- [DATA PROVIDED]:
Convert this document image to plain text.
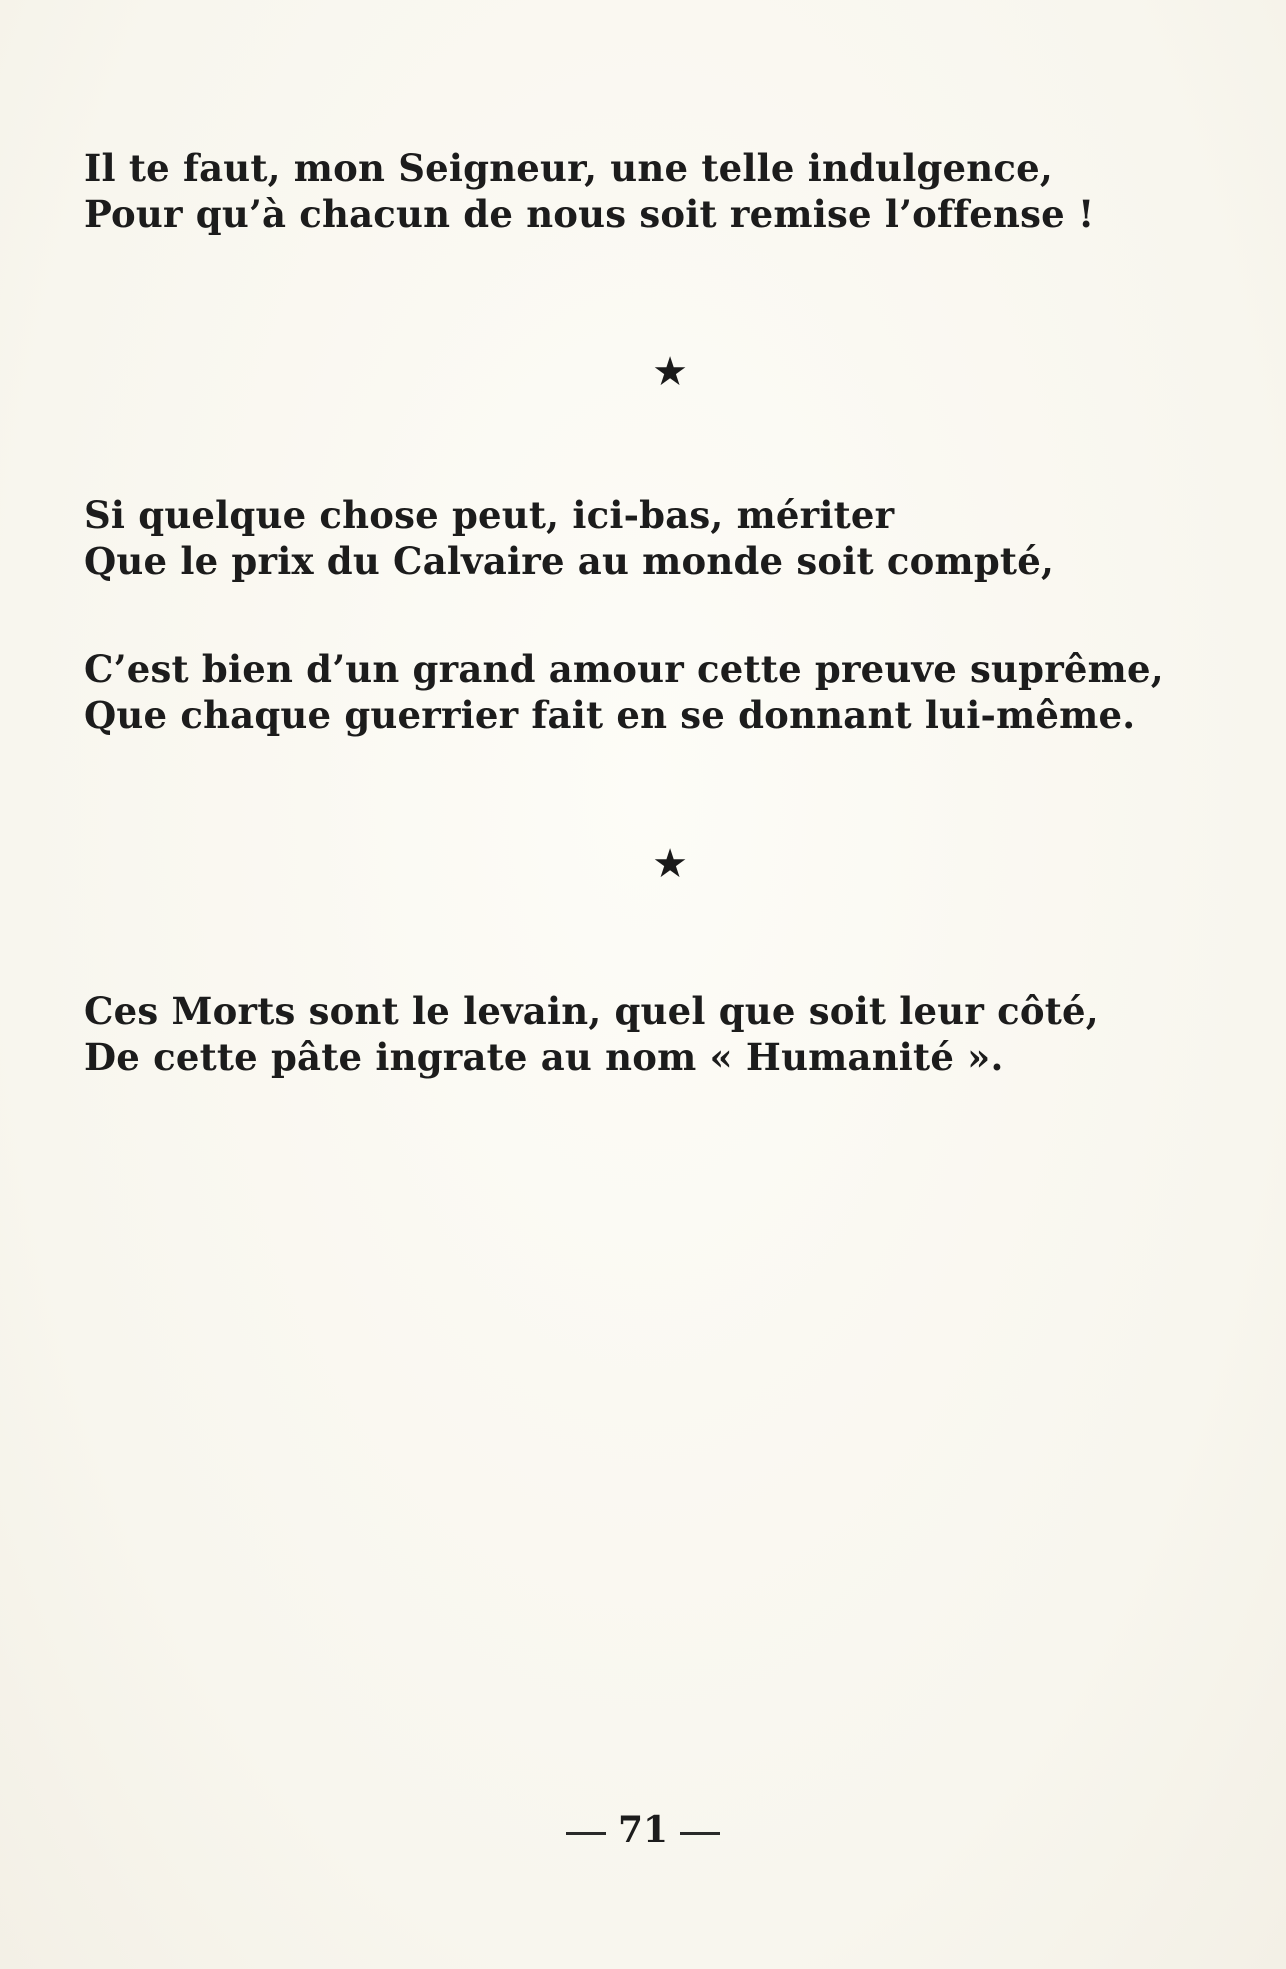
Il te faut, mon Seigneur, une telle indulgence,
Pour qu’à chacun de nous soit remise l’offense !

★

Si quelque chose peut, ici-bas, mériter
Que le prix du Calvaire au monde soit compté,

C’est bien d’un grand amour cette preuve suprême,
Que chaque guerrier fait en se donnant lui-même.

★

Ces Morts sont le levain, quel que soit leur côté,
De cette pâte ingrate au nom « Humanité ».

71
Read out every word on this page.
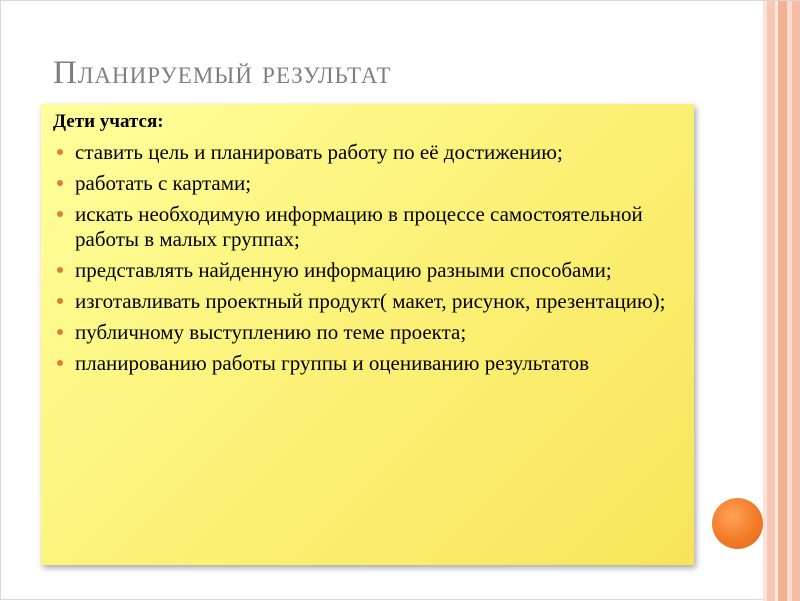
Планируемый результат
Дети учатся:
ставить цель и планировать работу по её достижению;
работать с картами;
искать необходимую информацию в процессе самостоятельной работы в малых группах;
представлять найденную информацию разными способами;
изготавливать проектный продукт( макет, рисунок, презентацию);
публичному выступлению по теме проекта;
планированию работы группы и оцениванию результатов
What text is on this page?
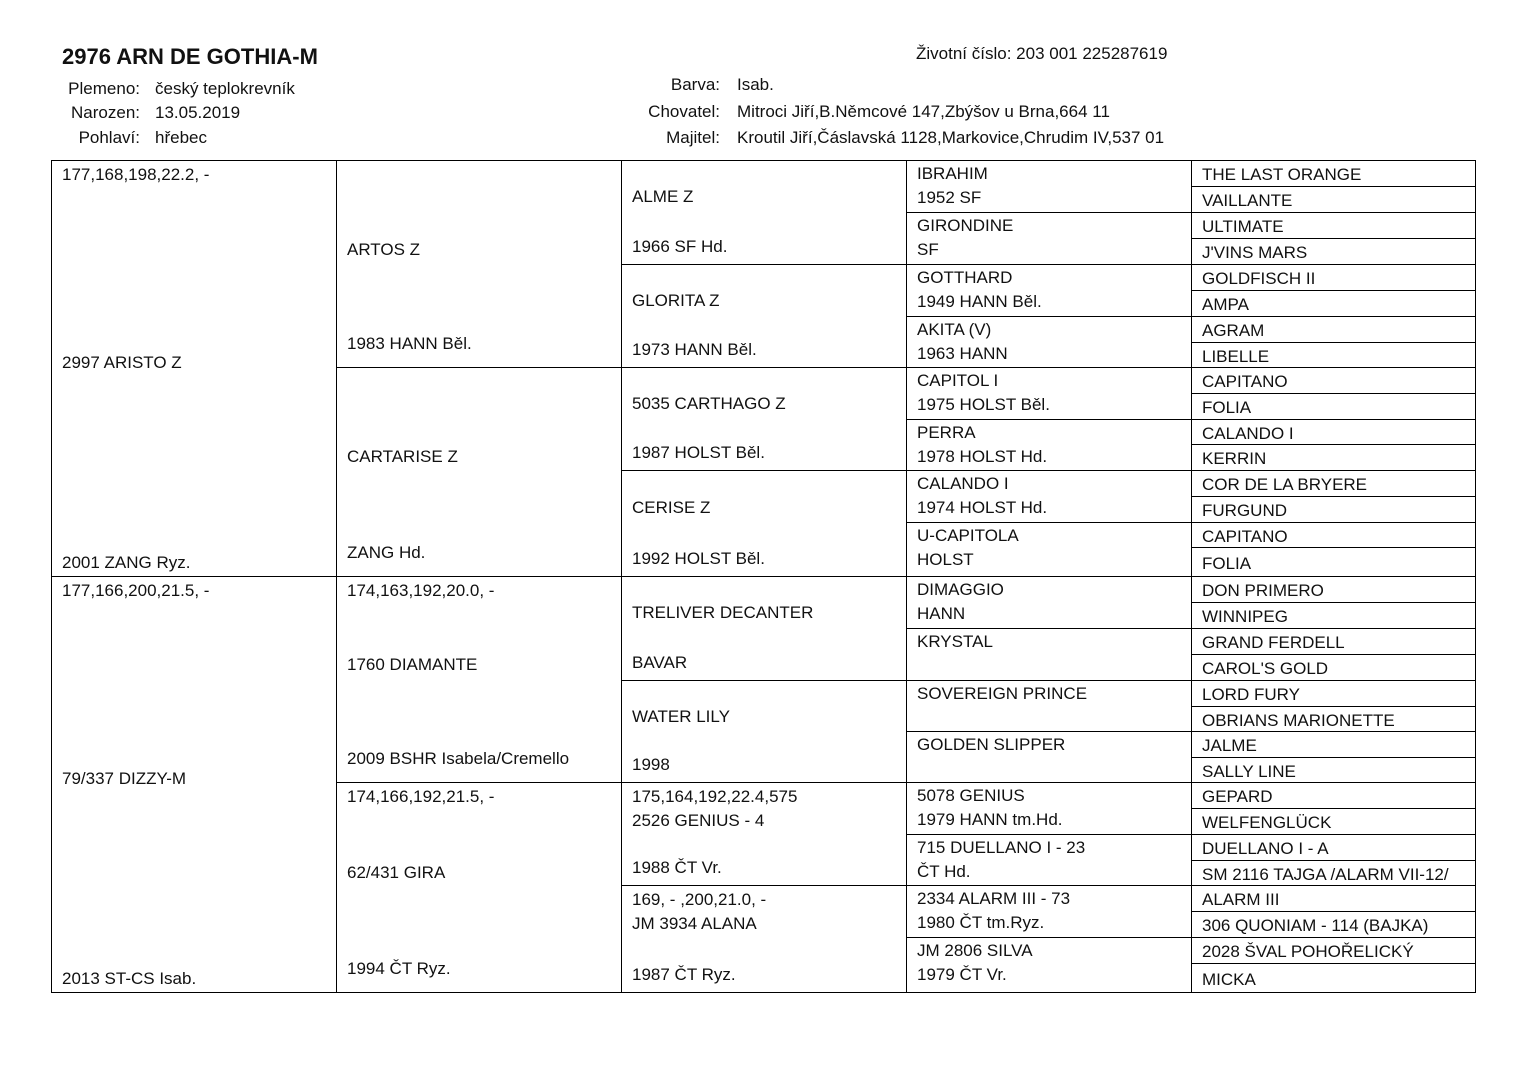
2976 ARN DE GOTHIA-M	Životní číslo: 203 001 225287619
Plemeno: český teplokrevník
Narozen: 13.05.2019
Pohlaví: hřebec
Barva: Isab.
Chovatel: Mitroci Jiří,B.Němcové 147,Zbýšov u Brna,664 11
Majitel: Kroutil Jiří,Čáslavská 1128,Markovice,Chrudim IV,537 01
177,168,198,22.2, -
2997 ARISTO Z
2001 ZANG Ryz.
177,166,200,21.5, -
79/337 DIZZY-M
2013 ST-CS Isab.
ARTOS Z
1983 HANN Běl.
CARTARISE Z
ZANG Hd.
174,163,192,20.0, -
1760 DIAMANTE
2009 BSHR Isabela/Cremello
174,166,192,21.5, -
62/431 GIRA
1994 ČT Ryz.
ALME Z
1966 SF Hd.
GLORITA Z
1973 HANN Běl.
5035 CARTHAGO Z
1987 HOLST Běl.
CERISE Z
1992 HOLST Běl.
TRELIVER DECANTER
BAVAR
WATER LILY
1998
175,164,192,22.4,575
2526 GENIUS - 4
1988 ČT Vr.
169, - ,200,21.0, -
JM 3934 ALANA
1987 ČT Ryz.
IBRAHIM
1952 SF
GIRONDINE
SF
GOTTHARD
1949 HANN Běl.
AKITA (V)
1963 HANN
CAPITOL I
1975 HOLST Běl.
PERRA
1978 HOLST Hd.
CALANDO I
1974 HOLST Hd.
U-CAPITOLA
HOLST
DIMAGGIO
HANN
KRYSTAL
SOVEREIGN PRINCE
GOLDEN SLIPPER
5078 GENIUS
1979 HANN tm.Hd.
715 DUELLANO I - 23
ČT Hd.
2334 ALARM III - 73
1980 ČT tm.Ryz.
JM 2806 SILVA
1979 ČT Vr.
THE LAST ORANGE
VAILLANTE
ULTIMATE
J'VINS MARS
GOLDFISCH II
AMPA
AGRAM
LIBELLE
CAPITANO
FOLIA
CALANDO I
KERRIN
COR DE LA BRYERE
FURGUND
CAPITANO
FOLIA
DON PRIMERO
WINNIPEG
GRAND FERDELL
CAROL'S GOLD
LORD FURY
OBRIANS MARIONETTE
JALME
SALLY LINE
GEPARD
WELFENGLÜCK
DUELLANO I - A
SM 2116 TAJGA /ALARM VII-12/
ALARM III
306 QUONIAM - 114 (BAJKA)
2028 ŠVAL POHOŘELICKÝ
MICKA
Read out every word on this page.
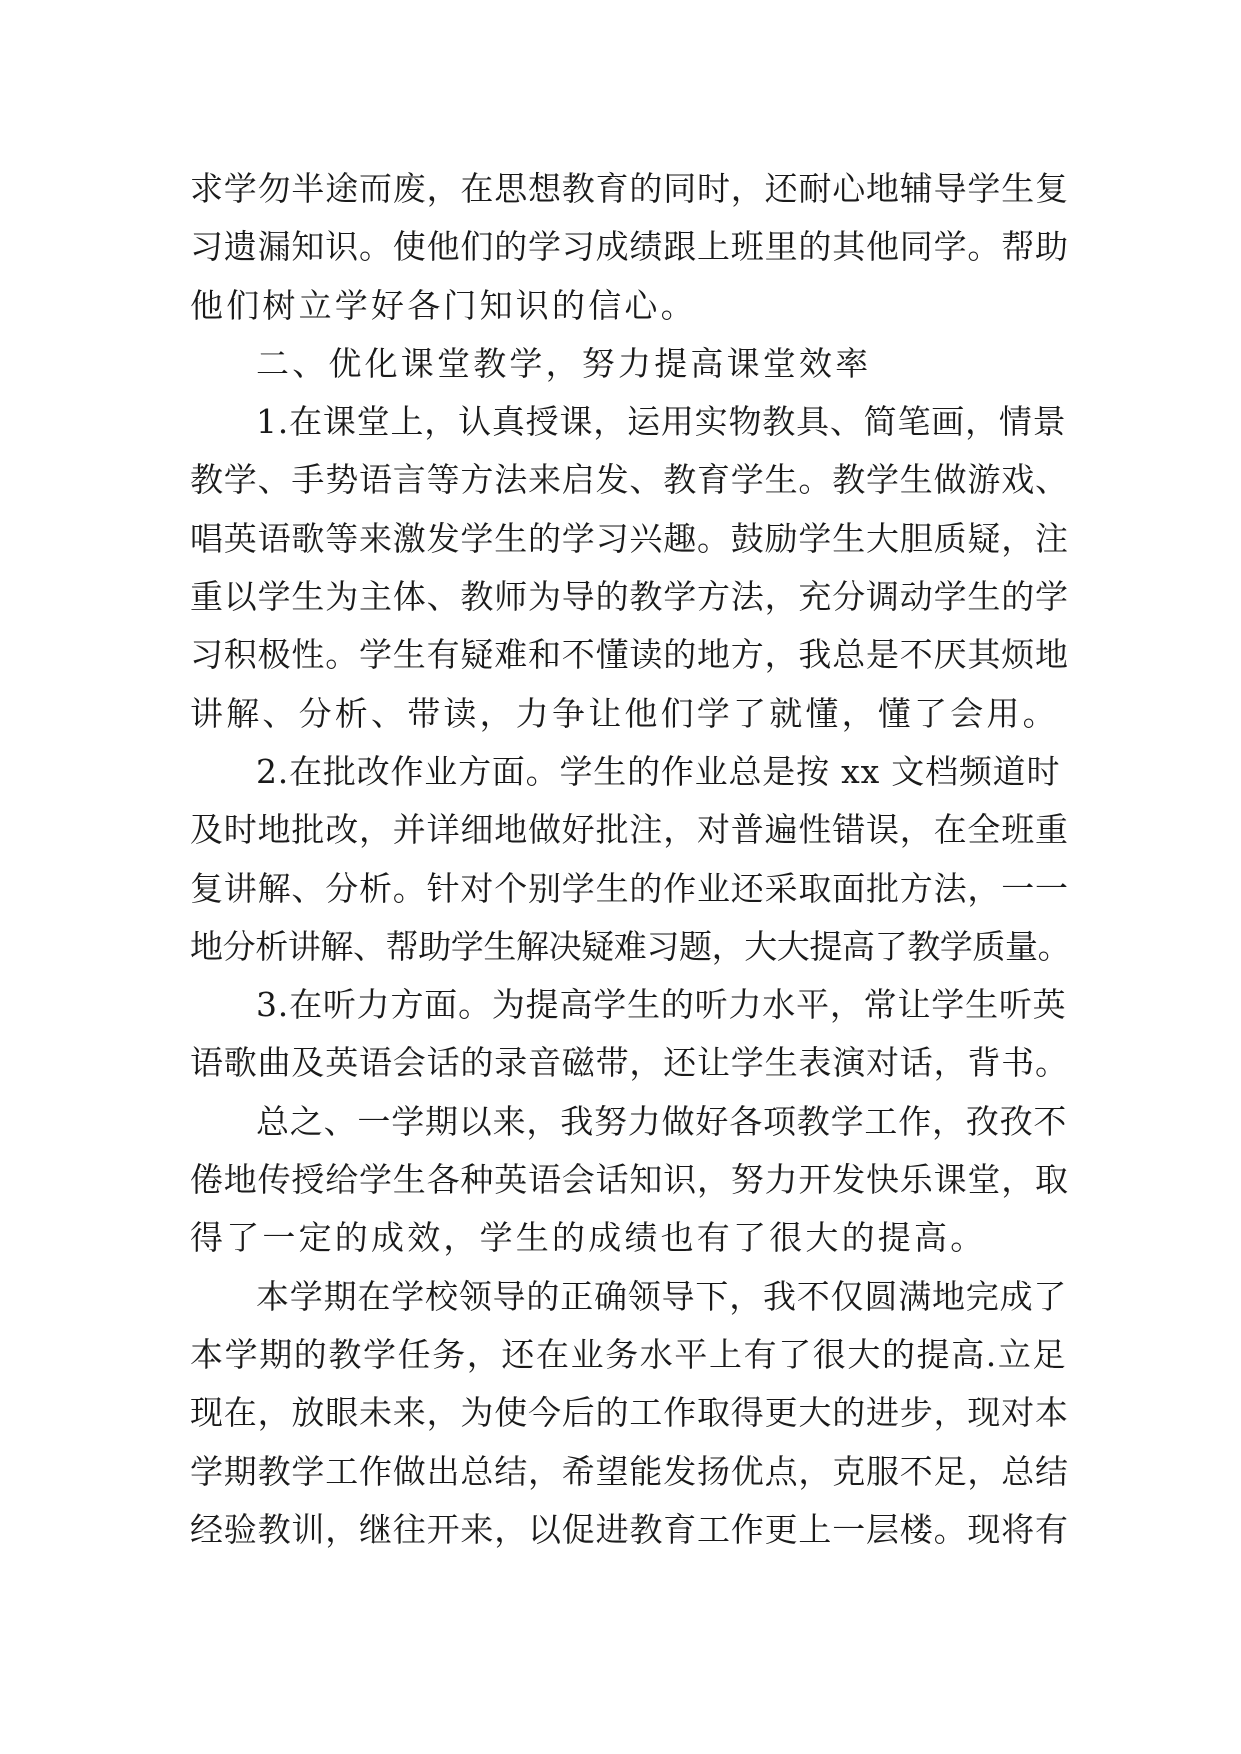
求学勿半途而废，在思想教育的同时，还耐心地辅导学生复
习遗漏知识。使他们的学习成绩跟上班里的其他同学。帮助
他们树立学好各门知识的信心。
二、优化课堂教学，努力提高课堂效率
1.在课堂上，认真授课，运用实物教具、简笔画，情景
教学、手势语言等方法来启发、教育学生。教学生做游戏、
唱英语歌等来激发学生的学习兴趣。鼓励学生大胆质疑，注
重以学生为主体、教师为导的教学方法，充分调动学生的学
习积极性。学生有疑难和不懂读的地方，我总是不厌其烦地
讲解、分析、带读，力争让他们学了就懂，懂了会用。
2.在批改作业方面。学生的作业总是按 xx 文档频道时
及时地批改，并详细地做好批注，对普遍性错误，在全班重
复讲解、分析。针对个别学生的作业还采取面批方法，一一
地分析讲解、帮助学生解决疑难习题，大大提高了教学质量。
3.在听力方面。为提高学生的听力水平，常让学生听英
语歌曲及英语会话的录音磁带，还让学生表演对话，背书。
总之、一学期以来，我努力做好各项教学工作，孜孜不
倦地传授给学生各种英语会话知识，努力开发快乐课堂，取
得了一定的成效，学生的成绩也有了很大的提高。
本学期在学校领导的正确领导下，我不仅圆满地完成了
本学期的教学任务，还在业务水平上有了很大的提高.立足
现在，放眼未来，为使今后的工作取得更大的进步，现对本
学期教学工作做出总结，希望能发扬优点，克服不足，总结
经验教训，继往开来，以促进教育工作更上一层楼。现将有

- [DIRECTIONS FOR THIS TASK]:
Pictures in the records should not appear in your copy, but everything else must be transcribed exactly.

- [THE RESULT]:
Convert this document image to plain text.
Il te faut, mon Seigneur, une telle indulgence,
Pour qu’à chacun de nous soit remise l’offense !

★

Si quelque chose peut, ici-bas, mériter
Que le prix du Calvaire au monde soit compté,

C’est bien d’un grand amour cette preuve suprême,
Que chaque guerrier fait en se donnant lui-même.

★

Ces Morts sont le levain, quel que soit leur côté,
De cette pâte ingrate au nom « Humanité ».

71
Read out every word on this page.
Планируемый результат
Дети учатся:
ставить цель и планировать работу по её достижению;
работать с картами;
искать необходимую информацию в процессе самостоятельной работы в малых группах;
представлять найденную информацию разными способами;
изготавливать проектный продукт( макет, рисунок, презентацию);
публичному выступлению по теме проекта;
планированию работы группы и оцениванию результатов
What text is on this page?
2976 ARN DE GOTHIA-M	Životní číslo: 203 001 225287619
Plemeno: český teplokrevník
Narozen: 13.05.2019
Pohlaví: hřebec
Barva: Isab.
Chovatel: Mitroci Jiří,B.Němcové 147,Zbýšov u Brna,664 11
Majitel: Kroutil Jiří,Čáslavská 1128,Markovice,Chrudim IV,537 01
177,168,198,22.2, -
2997 ARISTO Z
2001 ZANG Ryz.
177,166,200,21.5, -
79/337 DIZZY-M
2013 ST-CS Isab.
ARTOS Z
1983 HANN Běl.
CARTARISE Z
ZANG Hd.
174,163,192,20.0, -
1760 DIAMANTE
2009 BSHR Isabela/Cremello
174,166,192,21.5, -
62/431 GIRA
1994 ČT Ryz.
ALME Z
1966 SF Hd.
GLORITA Z
1973 HANN Běl.
5035 CARTHAGO Z
1987 HOLST Běl.
CERISE Z
1992 HOLST Běl.
TRELIVER DECANTER
BAVAR
WATER LILY
1998
175,164,192,22.4,575
2526 GENIUS - 4
1988 ČT Vr.
169, - ,200,21.0, -
JM 3934 ALANA
1987 ČT Ryz.
IBRAHIM
1952 SF
GIRONDINE
SF
GOTTHARD
1949 HANN Běl.
AKITA (V)
1963 HANN
CAPITOL I
1975 HOLST Běl.
PERRA
1978 HOLST Hd.
CALANDO I
1974 HOLST Hd.
U-CAPITOLA
HOLST
DIMAGGIO
HANN
KRYSTAL
SOVEREIGN PRINCE
GOLDEN SLIPPER
5078 GENIUS
1979 HANN tm.Hd.
715 DUELLANO I - 23
ČT Hd.
2334 ALARM III - 73
1980 ČT tm.Ryz.
JM 2806 SILVA
1979 ČT Vr.
THE LAST ORANGE
VAILLANTE
ULTIMATE
J'VINS MARS
GOLDFISCH II
AMPA
AGRAM
LIBELLE
CAPITANO
FOLIA
CALANDO I
KERRIN
COR DE LA BRYERE
FURGUND
CAPITANO
FOLIA
DON PRIMERO
WINNIPEG
GRAND FERDELL
CAROL'S GOLD
LORD FURY
OBRIANS MARIONETTE
JALME
SALLY LINE
GEPARD
WELFENGLÜCK
DUELLANO I - A
SM 2116 TAJGA /ALARM VII-12/
ALARM III
306 QUONIAM - 114 (BAJKA)
2028 ŠVAL POHOŘELICKÝ
MICKA
Read out every word on this page.
求学勿半途而废，在思想教育的同时，还耐心地辅导学生复
习遗漏知识。使他们的学习成绩跟上班里的其他同学。帮助
他们树立学好各门知识的信心。
二、优化课堂教学，努力提高课堂效率
1.在课堂上，认真授课，运用实物教具、简笔画，情景
教学、手势语言等方法来启发、教育学生。教学生做游戏、
唱英语歌等来激发学生的学习兴趣。鼓励学生大胆质疑，注
重以学生为主体、教师为导的教学方法，充分调动学生的学
习积极性。学生有疑难和不懂读的地方，我总是不厌其烦地
讲解、分析、带读，力争让他们学了就懂，懂了会用。
2.在批改作业方面。学生的作业总是按 xx 文档频道时
及时地批改，并详细地做好批注，对普遍性错误，在全班重
复讲解、分析。针对个别学生的作业还采取面批方法，一一
地分析讲解、帮助学生解决疑难习题，大大提高了教学质量。
3.在听力方面。为提高学生的听力水平，常让学生听英
语歌曲及英语会话的录音磁带，还让学生表演对话，背书。
总之、一学期以来，我努力做好各项教学工作，孜孜不
倦地传授给学生各种英语会话知识，努力开发快乐课堂，取
得了一定的成效，学生的成绩也有了很大的提高。
本学期在学校领导的正确领导下，我不仅圆满地完成了
本学期的教学任务，还在业务水平上有了很大的提高.立足
现在，放眼未来，为使今后的工作取得更大的进步，现对本
学期教学工作做出总结，希望能发扬优点，克服不足，总结
经验教训，继往开来，以促进教育工作更上一层楼。现将有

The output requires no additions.